Recorded data:
———
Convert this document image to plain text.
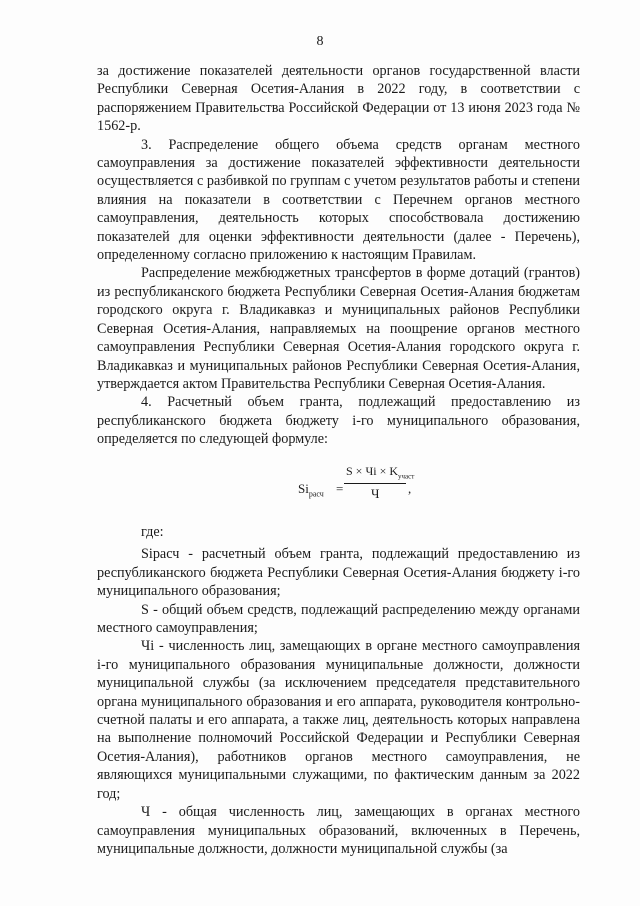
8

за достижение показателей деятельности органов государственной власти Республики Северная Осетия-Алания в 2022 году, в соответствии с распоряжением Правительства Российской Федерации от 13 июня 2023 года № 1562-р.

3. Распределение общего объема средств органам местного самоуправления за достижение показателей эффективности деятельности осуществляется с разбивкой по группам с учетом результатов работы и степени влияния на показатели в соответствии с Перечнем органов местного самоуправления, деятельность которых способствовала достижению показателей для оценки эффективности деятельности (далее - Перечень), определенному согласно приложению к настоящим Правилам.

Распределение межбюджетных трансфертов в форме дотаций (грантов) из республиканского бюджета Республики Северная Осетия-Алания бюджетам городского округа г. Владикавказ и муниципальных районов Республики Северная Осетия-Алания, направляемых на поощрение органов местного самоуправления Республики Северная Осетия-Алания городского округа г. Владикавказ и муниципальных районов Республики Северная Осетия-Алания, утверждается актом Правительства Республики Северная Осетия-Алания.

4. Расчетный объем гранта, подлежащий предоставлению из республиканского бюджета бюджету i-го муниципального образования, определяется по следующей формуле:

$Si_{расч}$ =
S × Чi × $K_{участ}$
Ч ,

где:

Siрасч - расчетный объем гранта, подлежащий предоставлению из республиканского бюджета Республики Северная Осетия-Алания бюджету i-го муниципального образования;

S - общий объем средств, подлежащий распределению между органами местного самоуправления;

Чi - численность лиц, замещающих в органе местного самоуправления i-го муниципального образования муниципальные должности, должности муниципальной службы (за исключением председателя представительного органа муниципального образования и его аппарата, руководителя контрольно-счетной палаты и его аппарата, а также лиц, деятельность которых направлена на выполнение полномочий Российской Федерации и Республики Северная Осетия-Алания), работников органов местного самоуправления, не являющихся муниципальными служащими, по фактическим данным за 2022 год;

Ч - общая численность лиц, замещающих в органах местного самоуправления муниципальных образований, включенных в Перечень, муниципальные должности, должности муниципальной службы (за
———
Given request: Output the full set of records above without changing a word, and drop the images.

Output for this exercise:
Convert this document image to plain text.
8

за достижение показателей деятельности органов государственной власти Республики Северная Осетия-Алания в 2022 году, в соответствии с распоряжением Правительства Российской Федерации от 13 июня 2023 года № 1562-р.

3. Распределение общего объема средств органам местного самоуправления за достижение показателей эффективности деятельности осуществляется с разбивкой по группам с учетом результатов работы и степени влияния на показатели в соответствии с Перечнем органов местного самоуправления, деятельность которых способствовала достижению показателей для оценки эффективности деятельности (далее - Перечень), определенному согласно приложению к настоящим Правилам.

Распределение межбюджетных трансфертов в форме дотаций (грантов) из республиканского бюджета Республики Северная Осетия-Алания бюджетам городского округа г. Владикавказ и муниципальных районов Республики Северная Осетия-Алания, направляемых на поощрение органов местного самоуправления Республики Северная Осетия-Алания городского округа г. Владикавказ и муниципальных районов Республики Северная Осетия-Алания, утверждается актом Правительства Республики Северная Осетия-Алания.

4. Расчетный объем гранта, подлежащий предоставлению из республиканского бюджета бюджету i-го муниципального образования, определяется по следующей формуле:

$Si_{расч}$ =
S × Чi × $K_{участ}$
Ч ,

где:

Siрасч - расчетный объем гранта, подлежащий предоставлению из республиканского бюджета Республики Северная Осетия-Алания бюджету i-го муниципального образования;

S - общий объем средств, подлежащий распределению между органами местного самоуправления;

Чi - численность лиц, замещающих в органе местного самоуправления i-го муниципального образования муниципальные должности, должности муниципальной службы (за исключением председателя представительного органа муниципального образования и его аппарата, руководителя контрольно-счетной палаты и его аппарата, а также лиц, деятельность которых направлена на выполнение полномочий Российской Федерации и Республики Северная Осетия-Алания), работников органов местного самоуправления, не являющихся муниципальными служащими, по фактическим данным за 2022 год;

Ч - общая численность лиц, замещающих в органах местного самоуправления муниципальных образований, включенных в Перечень, муниципальные должности, должности муниципальной службы (за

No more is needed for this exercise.